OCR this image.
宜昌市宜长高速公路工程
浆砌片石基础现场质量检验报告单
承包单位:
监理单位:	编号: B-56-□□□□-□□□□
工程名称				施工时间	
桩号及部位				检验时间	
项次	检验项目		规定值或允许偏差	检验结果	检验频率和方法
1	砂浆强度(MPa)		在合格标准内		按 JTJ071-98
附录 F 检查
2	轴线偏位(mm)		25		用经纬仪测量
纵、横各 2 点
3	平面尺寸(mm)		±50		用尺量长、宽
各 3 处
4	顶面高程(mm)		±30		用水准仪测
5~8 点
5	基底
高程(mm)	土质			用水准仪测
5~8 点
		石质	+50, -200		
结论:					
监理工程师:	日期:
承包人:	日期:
☆ ☆ ☆
Please output every record, keeping each line exact.

OCR this image.
宜昌市宜长高速公路工程
浆砌片石基础现场质量检验报告单
承包单位:
监理单位:	编号: B-56-□□□□-□□□□
工程名称				施工时间	
桩号及部位				检验时间	
项次	检验项目		规定值或允许偏差	检验结果	检验频率和方法
1	砂浆强度(MPa)		在合格标准内		按 JTJ071-98
附录 F 检查
2	轴线偏位(mm)		25		用经纬仪测量
纵、横各 2 点
3	平面尺寸(mm)		±50		用尺量长、宽
各 3 处
4	顶面高程(mm)		±30		用水准仪测
5~8 点
5	基底
高程(mm)	土质			用水准仪测
5~8 点
		石质	+50, -200		
结论:					
监理工程师:	日期:
承包人:	日期:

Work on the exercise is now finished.